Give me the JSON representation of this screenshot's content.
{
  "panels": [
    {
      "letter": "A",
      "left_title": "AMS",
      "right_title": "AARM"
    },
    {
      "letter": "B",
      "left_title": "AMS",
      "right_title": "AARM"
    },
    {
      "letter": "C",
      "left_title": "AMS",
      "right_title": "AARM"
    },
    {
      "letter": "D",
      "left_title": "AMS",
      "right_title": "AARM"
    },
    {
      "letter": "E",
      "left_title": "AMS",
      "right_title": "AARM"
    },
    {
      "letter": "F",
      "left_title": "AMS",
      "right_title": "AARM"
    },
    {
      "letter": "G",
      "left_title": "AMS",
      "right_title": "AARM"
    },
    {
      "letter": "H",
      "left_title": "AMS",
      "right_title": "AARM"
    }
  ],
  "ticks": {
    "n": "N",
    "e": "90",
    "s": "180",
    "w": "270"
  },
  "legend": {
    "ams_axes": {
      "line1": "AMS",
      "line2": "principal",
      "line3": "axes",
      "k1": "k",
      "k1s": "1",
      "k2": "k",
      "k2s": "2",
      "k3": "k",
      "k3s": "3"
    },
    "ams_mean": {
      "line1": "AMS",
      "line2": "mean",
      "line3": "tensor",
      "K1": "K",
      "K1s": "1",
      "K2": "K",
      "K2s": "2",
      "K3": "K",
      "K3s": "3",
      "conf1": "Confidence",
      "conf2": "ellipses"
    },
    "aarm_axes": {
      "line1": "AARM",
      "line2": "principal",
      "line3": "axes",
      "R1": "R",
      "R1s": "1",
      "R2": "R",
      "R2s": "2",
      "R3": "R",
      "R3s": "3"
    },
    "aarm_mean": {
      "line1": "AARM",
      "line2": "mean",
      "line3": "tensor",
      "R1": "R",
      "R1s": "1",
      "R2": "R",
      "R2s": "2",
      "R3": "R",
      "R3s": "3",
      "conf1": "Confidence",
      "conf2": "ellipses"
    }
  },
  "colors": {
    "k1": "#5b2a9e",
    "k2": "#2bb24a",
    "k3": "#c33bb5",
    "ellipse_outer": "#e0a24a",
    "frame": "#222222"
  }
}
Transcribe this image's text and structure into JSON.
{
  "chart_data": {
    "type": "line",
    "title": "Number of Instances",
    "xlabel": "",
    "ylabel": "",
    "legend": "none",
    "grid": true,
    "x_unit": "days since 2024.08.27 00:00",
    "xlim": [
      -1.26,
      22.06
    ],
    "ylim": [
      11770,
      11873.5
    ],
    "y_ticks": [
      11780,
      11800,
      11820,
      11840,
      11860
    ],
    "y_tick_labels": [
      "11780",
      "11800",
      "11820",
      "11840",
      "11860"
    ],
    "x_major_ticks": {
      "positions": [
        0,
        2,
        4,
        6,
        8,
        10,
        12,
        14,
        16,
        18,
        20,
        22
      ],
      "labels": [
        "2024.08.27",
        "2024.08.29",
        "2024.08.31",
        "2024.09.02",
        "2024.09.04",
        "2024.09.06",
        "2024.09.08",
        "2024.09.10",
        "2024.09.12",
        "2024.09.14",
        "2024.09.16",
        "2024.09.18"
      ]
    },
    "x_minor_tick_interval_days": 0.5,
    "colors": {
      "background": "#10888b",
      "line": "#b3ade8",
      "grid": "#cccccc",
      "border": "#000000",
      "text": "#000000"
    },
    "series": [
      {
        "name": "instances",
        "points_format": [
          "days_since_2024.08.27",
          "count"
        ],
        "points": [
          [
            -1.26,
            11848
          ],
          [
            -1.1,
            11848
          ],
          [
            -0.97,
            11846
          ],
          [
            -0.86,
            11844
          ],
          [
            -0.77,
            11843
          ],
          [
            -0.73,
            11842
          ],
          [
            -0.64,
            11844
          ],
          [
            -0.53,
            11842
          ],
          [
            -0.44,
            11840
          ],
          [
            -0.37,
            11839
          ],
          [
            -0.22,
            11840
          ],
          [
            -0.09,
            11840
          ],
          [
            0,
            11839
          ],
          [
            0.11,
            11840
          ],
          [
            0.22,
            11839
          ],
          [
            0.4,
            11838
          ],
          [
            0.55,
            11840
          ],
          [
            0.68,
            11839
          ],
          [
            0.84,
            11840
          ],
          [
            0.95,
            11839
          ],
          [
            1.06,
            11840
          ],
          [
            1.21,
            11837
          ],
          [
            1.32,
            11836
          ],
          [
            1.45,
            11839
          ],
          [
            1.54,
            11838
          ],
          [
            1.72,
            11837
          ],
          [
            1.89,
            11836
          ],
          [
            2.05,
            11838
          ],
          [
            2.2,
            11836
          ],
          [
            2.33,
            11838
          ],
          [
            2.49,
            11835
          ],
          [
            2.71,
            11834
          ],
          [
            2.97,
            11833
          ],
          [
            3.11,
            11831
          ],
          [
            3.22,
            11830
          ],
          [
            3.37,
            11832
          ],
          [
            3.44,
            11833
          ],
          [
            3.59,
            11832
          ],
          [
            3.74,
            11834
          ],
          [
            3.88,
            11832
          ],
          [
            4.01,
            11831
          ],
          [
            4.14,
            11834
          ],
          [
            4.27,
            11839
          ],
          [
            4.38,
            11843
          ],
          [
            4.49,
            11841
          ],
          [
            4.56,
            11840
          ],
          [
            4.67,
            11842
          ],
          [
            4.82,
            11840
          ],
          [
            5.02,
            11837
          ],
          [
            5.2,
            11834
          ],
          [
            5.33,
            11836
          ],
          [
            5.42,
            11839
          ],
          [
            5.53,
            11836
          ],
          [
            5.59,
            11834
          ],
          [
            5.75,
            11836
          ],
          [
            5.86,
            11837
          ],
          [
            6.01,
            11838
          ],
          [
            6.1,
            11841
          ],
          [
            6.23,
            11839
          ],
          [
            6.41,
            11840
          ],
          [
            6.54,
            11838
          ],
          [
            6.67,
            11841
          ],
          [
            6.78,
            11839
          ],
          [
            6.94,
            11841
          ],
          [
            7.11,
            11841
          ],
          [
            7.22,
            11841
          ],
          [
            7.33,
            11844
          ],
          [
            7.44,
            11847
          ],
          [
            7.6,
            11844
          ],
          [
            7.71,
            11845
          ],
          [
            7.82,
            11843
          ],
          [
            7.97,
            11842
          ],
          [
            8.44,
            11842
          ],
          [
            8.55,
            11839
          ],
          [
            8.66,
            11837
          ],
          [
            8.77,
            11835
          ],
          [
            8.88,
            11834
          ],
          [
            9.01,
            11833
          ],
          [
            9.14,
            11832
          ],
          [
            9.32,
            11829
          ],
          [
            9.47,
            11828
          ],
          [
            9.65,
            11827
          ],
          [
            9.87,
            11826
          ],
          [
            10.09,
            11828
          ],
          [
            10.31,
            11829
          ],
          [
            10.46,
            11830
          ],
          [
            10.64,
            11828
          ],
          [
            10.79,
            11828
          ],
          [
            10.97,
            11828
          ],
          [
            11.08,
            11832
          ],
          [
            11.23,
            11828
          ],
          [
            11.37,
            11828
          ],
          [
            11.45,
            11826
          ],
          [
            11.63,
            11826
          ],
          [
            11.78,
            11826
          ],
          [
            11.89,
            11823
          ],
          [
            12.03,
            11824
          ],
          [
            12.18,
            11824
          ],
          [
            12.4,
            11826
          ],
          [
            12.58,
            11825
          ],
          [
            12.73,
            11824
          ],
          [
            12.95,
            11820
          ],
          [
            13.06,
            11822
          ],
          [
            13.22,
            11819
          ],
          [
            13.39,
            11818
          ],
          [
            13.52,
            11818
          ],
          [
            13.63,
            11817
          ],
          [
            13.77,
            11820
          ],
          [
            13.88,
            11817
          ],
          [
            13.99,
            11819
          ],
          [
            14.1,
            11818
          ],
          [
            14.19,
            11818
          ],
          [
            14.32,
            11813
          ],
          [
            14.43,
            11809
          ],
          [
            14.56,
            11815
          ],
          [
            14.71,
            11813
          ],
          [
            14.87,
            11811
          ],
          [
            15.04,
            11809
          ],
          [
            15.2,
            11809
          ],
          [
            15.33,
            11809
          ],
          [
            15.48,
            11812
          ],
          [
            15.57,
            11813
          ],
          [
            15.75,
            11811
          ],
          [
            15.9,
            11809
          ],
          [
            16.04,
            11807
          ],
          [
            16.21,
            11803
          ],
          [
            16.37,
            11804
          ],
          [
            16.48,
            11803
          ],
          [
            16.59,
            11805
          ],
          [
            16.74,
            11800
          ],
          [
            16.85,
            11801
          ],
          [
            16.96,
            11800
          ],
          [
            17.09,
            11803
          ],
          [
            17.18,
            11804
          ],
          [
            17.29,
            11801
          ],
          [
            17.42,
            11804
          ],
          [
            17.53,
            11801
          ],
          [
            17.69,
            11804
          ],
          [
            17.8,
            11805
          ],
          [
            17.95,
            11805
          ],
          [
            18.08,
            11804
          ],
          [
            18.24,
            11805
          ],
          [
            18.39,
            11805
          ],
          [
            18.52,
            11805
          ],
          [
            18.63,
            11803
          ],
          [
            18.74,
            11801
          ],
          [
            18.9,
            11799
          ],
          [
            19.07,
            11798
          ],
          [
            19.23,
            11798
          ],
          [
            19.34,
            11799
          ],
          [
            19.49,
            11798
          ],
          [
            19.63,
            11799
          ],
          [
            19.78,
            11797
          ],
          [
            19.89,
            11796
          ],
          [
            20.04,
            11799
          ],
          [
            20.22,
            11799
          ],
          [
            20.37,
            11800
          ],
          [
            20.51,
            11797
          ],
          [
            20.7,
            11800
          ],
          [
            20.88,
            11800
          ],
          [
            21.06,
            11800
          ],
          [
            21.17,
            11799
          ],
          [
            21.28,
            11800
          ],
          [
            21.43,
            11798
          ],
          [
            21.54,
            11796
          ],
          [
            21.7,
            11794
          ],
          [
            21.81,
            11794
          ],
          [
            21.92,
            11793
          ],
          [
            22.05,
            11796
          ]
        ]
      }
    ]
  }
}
● ● ●
Search the entries for "this" and copy out each line that has it.

Give me the JSON representation of this screenshot's content.
Transcribe this image's text and structure into JSON.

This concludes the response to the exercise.